| Supplied data |
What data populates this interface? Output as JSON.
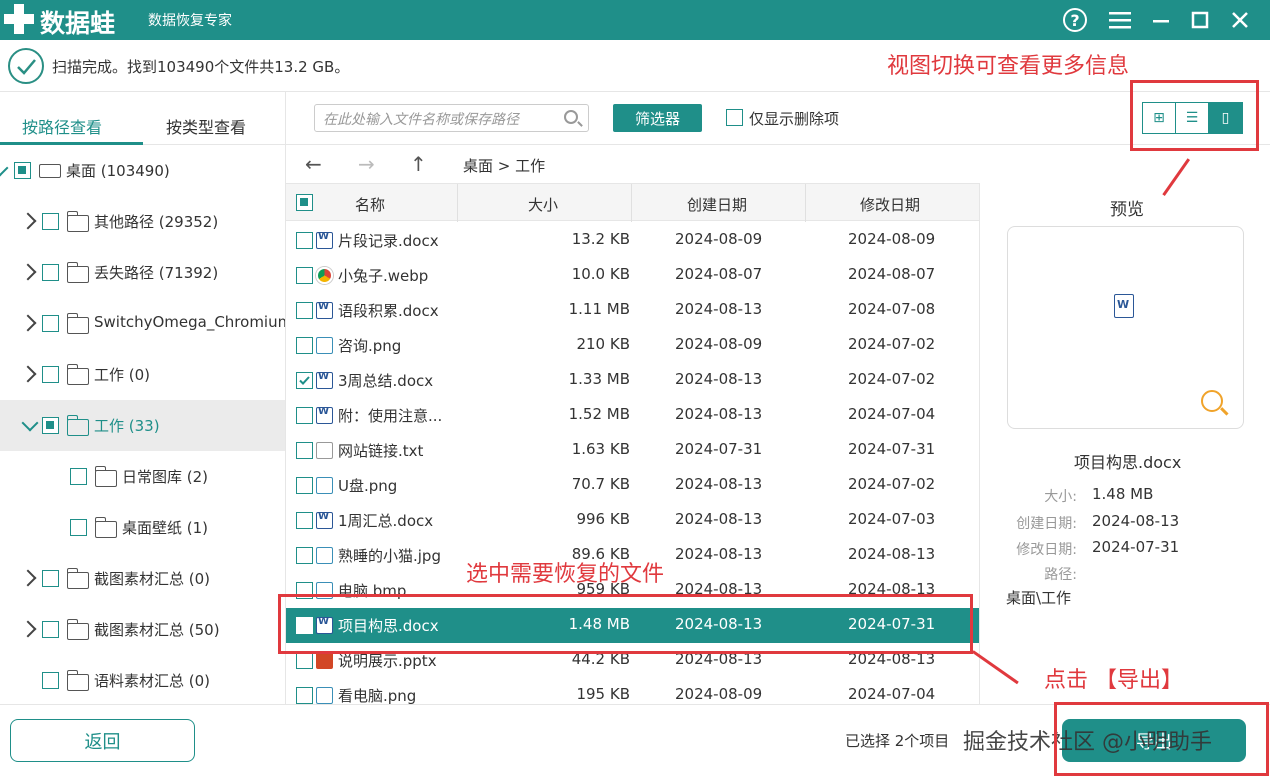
{
  "app": {
    "name": "数据蛙",
    "subtitle": "数据恢复专家"
  },
  "titlebar": {
    "help_icon": "help-circle-icon",
    "menu_icon": "hamburger-icon",
    "min_icon": "minimize-icon",
    "max_icon": "maximize-icon",
    "close_icon": "close-icon",
    "help_glyph": "?"
  },
  "status": {
    "text": "扫描完成。找到103490个文件共13.2 GB。"
  },
  "sidebar": {
    "tabs": [
      {
        "label": "按路径查看",
        "active": true
      },
      {
        "label": "按类型查看",
        "active": false
      }
    ],
    "tree": [
      {
        "label": "桌面 (103490)",
        "level": 0,
        "expand": "down",
        "check": "partial",
        "icon": "drive"
      },
      {
        "label": "其他路径 (29352)",
        "level": 1,
        "expand": "right",
        "check": "none",
        "icon": "folder"
      },
      {
        "label": "丢失路径 (71392)",
        "level": 1,
        "expand": "right",
        "check": "none",
        "icon": "folder"
      },
      {
        "label": "SwitchyOmega_Chromium",
        "level": 1,
        "expand": "right",
        "check": "none",
        "icon": "folder"
      },
      {
        "label": "工作 (0)",
        "level": 1,
        "expand": "right",
        "check": "none",
        "icon": "folder"
      },
      {
        "label": "工作 (33)",
        "level": 1,
        "expand": "down",
        "check": "partial",
        "icon": "folder",
        "selected": true
      },
      {
        "label": "日常图库 (2)",
        "level": 2,
        "expand": "none",
        "check": "none",
        "icon": "folder"
      },
      {
        "label": "桌面壁纸 (1)",
        "level": 2,
        "expand": "none",
        "check": "none",
        "icon": "folder"
      },
      {
        "label": "截图素材汇总 (0)",
        "level": 1,
        "expand": "right",
        "check": "none",
        "icon": "folder"
      },
      {
        "label": "截图素材汇总 (50)",
        "level": 1,
        "expand": "right",
        "check": "none",
        "icon": "folder"
      },
      {
        "label": "语料素材汇总 (0)",
        "level": 1,
        "expand": "none",
        "check": "none",
        "icon": "folder"
      }
    ]
  },
  "toolbar": {
    "search_placeholder": "在此处输入文件名称或保存路径",
    "filter_label": "筛选器",
    "only_deleted_label": "仅显示删除项",
    "view_modes": [
      {
        "icon": "grid-view-icon",
        "glyph": "⊞"
      },
      {
        "icon": "list-view-icon",
        "glyph": "☰"
      },
      {
        "icon": "preview-view-icon",
        "glyph": "▯",
        "active": true
      }
    ]
  },
  "nav": {
    "back": "←",
    "forward": "→",
    "up": "↑",
    "breadcrumb": "桌面 > 工作"
  },
  "table": {
    "columns": [
      "名称",
      "大小",
      "创建日期",
      "修改日期"
    ],
    "rows": [
      {
        "name": "片段记录.docx",
        "size": "13.2 KB",
        "created": "2024-08-09",
        "modified": "2024-08-09",
        "type": "word",
        "checked": false
      },
      {
        "name": "小兔子.webp",
        "size": "10.0 KB",
        "created": "2024-08-07",
        "modified": "2024-08-07",
        "type": "chrome",
        "checked": false
      },
      {
        "name": "语段积累.docx",
        "size": "1.11 MB",
        "created": "2024-08-13",
        "modified": "2024-07-08",
        "type": "word",
        "checked": false
      },
      {
        "name": "咨询.png",
        "size": "210 KB",
        "created": "2024-08-09",
        "modified": "2024-07-02",
        "type": "img",
        "checked": false
      },
      {
        "name": "3周总结.docx",
        "size": "1.33 MB",
        "created": "2024-08-13",
        "modified": "2024-07-02",
        "type": "word",
        "checked": true
      },
      {
        "name": "附：使用注意...",
        "size": "1.52 MB",
        "created": "2024-08-13",
        "modified": "2024-07-04",
        "type": "word",
        "checked": false
      },
      {
        "name": "网站链接.txt",
        "size": "1.63 KB",
        "created": "2024-07-31",
        "modified": "2024-07-31",
        "type": "txt",
        "checked": false
      },
      {
        "name": "U盘.png",
        "size": "70.7 KB",
        "created": "2024-08-13",
        "modified": "2024-07-02",
        "type": "img",
        "checked": false
      },
      {
        "name": "1周汇总.docx",
        "size": "996 KB",
        "created": "2024-08-13",
        "modified": "2024-07-03",
        "type": "word",
        "checked": false
      },
      {
        "name": "熟睡的小猫.jpg",
        "size": "89.6 KB",
        "created": "2024-08-13",
        "modified": "2024-08-13",
        "type": "img",
        "checked": false
      },
      {
        "name": "电脑.bmp",
        "size": "959 KB",
        "created": "2024-08-13",
        "modified": "2024-08-13",
        "type": "img",
        "checked": false
      },
      {
        "name": "项目构思.docx",
        "size": "1.48 MB",
        "created": "2024-08-13",
        "modified": "2024-07-31",
        "type": "word",
        "checked": false,
        "highlight": true
      },
      {
        "name": "说明展示.pptx",
        "size": "44.2 KB",
        "created": "2024-08-13",
        "modified": "2024-08-13",
        "type": "ppt",
        "checked": false
      },
      {
        "name": "看电脑.png",
        "size": "195 KB",
        "created": "2024-08-09",
        "modified": "2024-07-04",
        "type": "img",
        "checked": false
      }
    ]
  },
  "preview": {
    "title": "预览",
    "file_name": "项目构思.docx",
    "size_label": "大小:",
    "size": "1.48 MB",
    "created_label": "创建日期:",
    "created": "2024-08-13",
    "modified_label": "修改日期:",
    "modified": "2024-07-31",
    "path_label": "路径:",
    "path": "桌面\\工作"
  },
  "footer": {
    "back_label": "返回",
    "selected_text": "已选择 2个项目",
    "export_label": "导出",
    "watermark": "掘金技术社区 @小明助手"
  },
  "annotations": {
    "view_switch": "视图切换可查看更多信息",
    "select_files": "选中需要恢复的文件",
    "click_export": "点击 【导出】",
    "color": "#e0393e"
  },
  "colors": {
    "accent": "#1f8f89"
  }
}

| The problem |
Strip the images and reproduce the remaining records precisely.

| Completed task |
What data populates this interface? Output as JSON.
{
  "app": {
    "name": "数据蛙",
    "subtitle": "数据恢复专家"
  },
  "titlebar": {
    "help_icon": "help-circle-icon",
    "menu_icon": "hamburger-icon",
    "min_icon": "minimize-icon",
    "max_icon": "maximize-icon",
    "close_icon": "close-icon",
    "help_glyph": "?"
  },
  "status": {
    "text": "扫描完成。找到103490个文件共13.2 GB。"
  },
  "sidebar": {
    "tabs": [
      {
        "label": "按路径查看",
        "active": true
      },
      {
        "label": "按类型查看",
        "active": false
      }
    ],
    "tree": [
      {
        "label": "桌面 (103490)",
        "level": 0,
        "expand": "down",
        "check": "partial",
        "icon": "drive"
      },
      {
        "label": "其他路径 (29352)",
        "level": 1,
        "expand": "right",
        "check": "none",
        "icon": "folder"
      },
      {
        "label": "丢失路径 (71392)",
        "level": 1,
        "expand": "right",
        "check": "none",
        "icon": "folder"
      },
      {
        "label": "SwitchyOmega_Chromium",
        "level": 1,
        "expand": "right",
        "check": "none",
        "icon": "folder"
      },
      {
        "label": "工作 (0)",
        "level": 1,
        "expand": "right",
        "check": "none",
        "icon": "folder"
      },
      {
        "label": "工作 (33)",
        "level": 1,
        "expand": "down",
        "check": "partial",
        "icon": "folder",
        "selected": true
      },
      {
        "label": "日常图库 (2)",
        "level": 2,
        "expand": "none",
        "check": "none",
        "icon": "folder"
      },
      {
        "label": "桌面壁纸 (1)",
        "level": 2,
        "expand": "none",
        "check": "none",
        "icon": "folder"
      },
      {
        "label": "截图素材汇总 (0)",
        "level": 1,
        "expand": "right",
        "check": "none",
        "icon": "folder"
      },
      {
        "label": "截图素材汇总 (50)",
        "level": 1,
        "expand": "right",
        "check": "none",
        "icon": "folder"
      },
      {
        "label": "语料素材汇总 (0)",
        "level": 1,
        "expand": "none",
        "check": "none",
        "icon": "folder"
      }
    ]
  },
  "toolbar": {
    "search_placeholder": "在此处输入文件名称或保存路径",
    "filter_label": "筛选器",
    "only_deleted_label": "仅显示删除项",
    "view_modes": [
      {
        "icon": "grid-view-icon",
        "glyph": "⊞"
      },
      {
        "icon": "list-view-icon",
        "glyph": "☰"
      },
      {
        "icon": "preview-view-icon",
        "glyph": "▯",
        "active": true
      }
    ]
  },
  "nav": {
    "back": "←",
    "forward": "→",
    "up": "↑",
    "breadcrumb": "桌面 > 工作"
  },
  "table": {
    "columns": [
      "名称",
      "大小",
      "创建日期",
      "修改日期"
    ],
    "rows": [
      {
        "name": "片段记录.docx",
        "size": "13.2 KB",
        "created": "2024-08-09",
        "modified": "2024-08-09",
        "type": "word",
        "checked": false
      },
      {
        "name": "小兔子.webp",
        "size": "10.0 KB",
        "created": "2024-08-07",
        "modified": "2024-08-07",
        "type": "chrome",
        "checked": false
      },
      {
        "name": "语段积累.docx",
        "size": "1.11 MB",
        "created": "2024-08-13",
        "modified": "2024-07-08",
        "type": "word",
        "checked": false
      },
      {
        "name": "咨询.png",
        "size": "210 KB",
        "created": "2024-08-09",
        "modified": "2024-07-02",
        "type": "img",
        "checked": false
      },
      {
        "name": "3周总结.docx",
        "size": "1.33 MB",
        "created": "2024-08-13",
        "modified": "2024-07-02",
        "type": "word",
        "checked": true
      },
      {
        "name": "附：使用注意...",
        "size": "1.52 MB",
        "created": "2024-08-13",
        "modified": "2024-07-04",
        "type": "word",
        "checked": false
      },
      {
        "name": "网站链接.txt",
        "size": "1.63 KB",
        "created": "2024-07-31",
        "modified": "2024-07-31",
        "type": "txt",
        "checked": false
      },
      {
        "name": "U盘.png",
        "size": "70.7 KB",
        "created": "2024-08-13",
        "modified": "2024-07-02",
        "type": "img",
        "checked": false
      },
      {
        "name": "1周汇总.docx",
        "size": "996 KB",
        "created": "2024-08-13",
        "modified": "2024-07-03",
        "type": "word",
        "checked": false
      },
      {
        "name": "熟睡的小猫.jpg",
        "size": "89.6 KB",
        "created": "2024-08-13",
        "modified": "2024-08-13",
        "type": "img",
        "checked": false
      },
      {
        "name": "电脑.bmp",
        "size": "959 KB",
        "created": "2024-08-13",
        "modified": "2024-08-13",
        "type": "img",
        "checked": false
      },
      {
        "name": "项目构思.docx",
        "size": "1.48 MB",
        "created": "2024-08-13",
        "modified": "2024-07-31",
        "type": "word",
        "checked": false,
        "highlight": true
      },
      {
        "name": "说明展示.pptx",
        "size": "44.2 KB",
        "created": "2024-08-13",
        "modified": "2024-08-13",
        "type": "ppt",
        "checked": false
      },
      {
        "name": "看电脑.png",
        "size": "195 KB",
        "created": "2024-08-09",
        "modified": "2024-07-04",
        "type": "img",
        "checked": false
      }
    ]
  },
  "preview": {
    "title": "预览",
    "file_name": "项目构思.docx",
    "size_label": "大小:",
    "size": "1.48 MB",
    "created_label": "创建日期:",
    "created": "2024-08-13",
    "modified_label": "修改日期:",
    "modified": "2024-07-31",
    "path_label": "路径:",
    "path": "桌面\\工作"
  },
  "footer": {
    "back_label": "返回",
    "selected_text": "已选择 2个项目",
    "export_label": "导出",
    "watermark": "掘金技术社区 @小明助手"
  },
  "annotations": {
    "view_switch": "视图切换可查看更多信息",
    "select_files": "选中需要恢复的文件",
    "click_export": "点击 【导出】",
    "color": "#e0393e"
  },
  "colors": {
    "accent": "#1f8f89"
  }
}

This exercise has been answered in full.